• Given data:
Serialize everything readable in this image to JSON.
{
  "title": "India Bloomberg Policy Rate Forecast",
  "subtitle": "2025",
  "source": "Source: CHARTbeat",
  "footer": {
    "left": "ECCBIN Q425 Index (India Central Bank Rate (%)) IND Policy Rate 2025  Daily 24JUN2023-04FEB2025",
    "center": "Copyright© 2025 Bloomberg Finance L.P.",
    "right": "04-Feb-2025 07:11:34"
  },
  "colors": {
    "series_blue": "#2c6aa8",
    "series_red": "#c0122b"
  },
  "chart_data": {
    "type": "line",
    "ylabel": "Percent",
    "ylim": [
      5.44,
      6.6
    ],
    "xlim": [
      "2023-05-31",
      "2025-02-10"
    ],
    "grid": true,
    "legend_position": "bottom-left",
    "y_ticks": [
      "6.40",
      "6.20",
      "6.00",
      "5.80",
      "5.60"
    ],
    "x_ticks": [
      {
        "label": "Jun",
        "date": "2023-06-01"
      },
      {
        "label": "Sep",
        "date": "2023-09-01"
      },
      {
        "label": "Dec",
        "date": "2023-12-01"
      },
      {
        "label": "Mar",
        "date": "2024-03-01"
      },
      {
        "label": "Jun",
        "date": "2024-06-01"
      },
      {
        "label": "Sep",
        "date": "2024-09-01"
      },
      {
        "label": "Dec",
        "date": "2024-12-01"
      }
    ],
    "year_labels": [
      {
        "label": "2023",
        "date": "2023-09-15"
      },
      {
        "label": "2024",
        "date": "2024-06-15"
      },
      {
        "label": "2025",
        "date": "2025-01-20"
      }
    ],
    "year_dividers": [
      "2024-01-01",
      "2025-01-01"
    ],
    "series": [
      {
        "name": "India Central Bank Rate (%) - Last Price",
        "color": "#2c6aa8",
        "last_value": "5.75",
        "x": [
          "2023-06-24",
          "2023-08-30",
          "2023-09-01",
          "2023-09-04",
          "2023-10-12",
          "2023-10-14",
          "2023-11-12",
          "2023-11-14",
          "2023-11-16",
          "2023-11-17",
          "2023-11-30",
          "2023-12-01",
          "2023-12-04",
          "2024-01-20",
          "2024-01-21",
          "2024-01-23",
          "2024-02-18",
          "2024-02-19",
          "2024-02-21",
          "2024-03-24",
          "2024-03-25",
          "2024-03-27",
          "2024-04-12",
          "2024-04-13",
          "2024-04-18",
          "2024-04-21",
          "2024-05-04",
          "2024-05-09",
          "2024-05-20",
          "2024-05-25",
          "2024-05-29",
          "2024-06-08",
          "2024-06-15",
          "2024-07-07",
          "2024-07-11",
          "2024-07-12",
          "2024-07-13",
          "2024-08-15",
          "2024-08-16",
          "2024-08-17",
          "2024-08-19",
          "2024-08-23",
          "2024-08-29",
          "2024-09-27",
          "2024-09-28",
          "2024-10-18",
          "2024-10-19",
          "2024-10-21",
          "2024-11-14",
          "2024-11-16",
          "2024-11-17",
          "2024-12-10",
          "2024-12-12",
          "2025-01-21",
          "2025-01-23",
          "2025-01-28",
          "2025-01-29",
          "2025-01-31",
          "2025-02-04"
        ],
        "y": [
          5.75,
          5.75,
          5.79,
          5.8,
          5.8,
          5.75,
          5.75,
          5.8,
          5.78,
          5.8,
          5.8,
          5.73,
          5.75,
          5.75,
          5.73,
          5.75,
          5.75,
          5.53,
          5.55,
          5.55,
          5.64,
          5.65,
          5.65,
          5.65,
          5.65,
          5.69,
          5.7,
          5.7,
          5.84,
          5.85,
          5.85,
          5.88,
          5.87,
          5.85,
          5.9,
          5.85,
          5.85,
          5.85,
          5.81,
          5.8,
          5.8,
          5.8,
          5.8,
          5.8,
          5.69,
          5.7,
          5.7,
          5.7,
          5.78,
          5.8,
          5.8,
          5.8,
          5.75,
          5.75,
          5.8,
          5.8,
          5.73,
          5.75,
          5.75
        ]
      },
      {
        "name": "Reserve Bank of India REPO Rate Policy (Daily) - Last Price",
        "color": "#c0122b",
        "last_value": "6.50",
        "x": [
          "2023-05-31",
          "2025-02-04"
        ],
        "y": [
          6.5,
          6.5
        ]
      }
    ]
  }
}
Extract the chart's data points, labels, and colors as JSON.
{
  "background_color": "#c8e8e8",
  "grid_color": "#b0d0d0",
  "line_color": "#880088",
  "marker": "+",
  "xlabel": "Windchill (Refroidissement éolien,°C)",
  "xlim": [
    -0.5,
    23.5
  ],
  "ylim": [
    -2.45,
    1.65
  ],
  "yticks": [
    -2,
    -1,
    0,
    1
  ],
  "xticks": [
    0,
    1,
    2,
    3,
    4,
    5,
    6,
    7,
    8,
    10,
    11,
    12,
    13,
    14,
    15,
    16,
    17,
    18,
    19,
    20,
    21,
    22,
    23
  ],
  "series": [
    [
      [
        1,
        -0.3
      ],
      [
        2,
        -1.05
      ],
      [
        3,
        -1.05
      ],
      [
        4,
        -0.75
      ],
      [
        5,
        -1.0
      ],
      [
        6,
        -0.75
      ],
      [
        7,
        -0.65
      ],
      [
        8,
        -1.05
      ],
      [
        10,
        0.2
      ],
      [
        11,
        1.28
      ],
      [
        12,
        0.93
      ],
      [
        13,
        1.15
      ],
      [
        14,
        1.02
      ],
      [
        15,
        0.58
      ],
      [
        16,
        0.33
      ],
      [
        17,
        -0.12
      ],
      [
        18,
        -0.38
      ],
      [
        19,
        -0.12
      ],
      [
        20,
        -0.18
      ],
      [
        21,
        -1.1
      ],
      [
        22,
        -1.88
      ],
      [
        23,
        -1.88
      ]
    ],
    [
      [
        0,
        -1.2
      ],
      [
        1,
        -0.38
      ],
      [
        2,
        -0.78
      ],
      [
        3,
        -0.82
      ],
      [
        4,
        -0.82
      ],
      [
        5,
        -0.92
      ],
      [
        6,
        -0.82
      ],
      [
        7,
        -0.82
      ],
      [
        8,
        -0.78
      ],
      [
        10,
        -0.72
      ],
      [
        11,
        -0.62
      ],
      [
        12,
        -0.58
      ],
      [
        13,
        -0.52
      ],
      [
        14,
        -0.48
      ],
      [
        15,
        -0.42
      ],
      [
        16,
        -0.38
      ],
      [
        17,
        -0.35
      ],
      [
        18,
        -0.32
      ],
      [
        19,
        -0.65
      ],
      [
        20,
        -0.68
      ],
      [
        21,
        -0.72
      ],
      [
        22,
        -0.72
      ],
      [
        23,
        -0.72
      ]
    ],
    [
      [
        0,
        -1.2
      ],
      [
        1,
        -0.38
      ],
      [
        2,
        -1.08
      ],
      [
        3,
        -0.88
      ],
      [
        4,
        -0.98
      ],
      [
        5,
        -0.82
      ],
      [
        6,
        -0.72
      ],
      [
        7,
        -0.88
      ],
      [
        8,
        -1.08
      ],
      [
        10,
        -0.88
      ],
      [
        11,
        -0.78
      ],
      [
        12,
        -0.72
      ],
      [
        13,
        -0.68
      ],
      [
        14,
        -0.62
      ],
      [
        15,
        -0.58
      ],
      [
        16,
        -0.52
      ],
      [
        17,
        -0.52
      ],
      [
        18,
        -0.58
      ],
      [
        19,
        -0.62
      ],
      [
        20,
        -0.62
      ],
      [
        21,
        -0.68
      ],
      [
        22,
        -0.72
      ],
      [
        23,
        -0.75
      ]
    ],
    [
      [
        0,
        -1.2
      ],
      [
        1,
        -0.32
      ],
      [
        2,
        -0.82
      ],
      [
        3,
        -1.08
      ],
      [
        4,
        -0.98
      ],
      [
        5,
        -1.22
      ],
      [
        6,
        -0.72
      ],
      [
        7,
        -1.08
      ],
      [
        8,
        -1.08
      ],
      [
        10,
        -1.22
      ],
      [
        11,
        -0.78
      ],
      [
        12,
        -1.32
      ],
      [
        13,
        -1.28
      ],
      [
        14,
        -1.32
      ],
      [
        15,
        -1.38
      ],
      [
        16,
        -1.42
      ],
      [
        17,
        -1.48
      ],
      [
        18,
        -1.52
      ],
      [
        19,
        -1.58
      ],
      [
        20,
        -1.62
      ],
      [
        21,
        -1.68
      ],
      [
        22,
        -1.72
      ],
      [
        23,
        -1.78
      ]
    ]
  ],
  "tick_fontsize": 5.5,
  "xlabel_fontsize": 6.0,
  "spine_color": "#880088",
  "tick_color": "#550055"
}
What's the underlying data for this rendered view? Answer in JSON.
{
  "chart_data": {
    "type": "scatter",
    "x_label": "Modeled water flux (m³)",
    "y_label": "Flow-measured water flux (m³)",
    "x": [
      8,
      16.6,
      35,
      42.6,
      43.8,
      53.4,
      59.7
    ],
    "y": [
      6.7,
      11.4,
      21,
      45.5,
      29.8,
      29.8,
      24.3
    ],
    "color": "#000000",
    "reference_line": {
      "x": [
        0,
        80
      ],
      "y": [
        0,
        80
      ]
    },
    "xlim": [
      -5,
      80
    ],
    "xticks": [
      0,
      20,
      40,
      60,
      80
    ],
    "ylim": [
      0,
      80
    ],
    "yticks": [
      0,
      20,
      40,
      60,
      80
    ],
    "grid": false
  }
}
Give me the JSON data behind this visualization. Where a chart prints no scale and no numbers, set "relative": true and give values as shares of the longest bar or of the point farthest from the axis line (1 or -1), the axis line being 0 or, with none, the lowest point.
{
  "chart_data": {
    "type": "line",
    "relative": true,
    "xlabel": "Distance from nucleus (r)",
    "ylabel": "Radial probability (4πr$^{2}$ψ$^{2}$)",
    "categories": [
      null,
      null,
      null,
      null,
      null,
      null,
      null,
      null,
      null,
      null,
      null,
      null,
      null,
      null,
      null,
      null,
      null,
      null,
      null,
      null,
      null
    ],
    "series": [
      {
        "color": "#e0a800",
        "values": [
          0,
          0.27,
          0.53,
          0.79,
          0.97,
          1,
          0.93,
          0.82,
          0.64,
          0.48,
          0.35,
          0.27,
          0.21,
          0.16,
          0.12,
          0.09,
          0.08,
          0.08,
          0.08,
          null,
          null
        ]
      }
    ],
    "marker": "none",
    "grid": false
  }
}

• Problem:
Which lines in the records above contain the string "flux"? Copy each one.

• Solved problem:
    "x_label": "Modeled water flux (m³)",
    "y_label": "Flow-measured water flux (m³)",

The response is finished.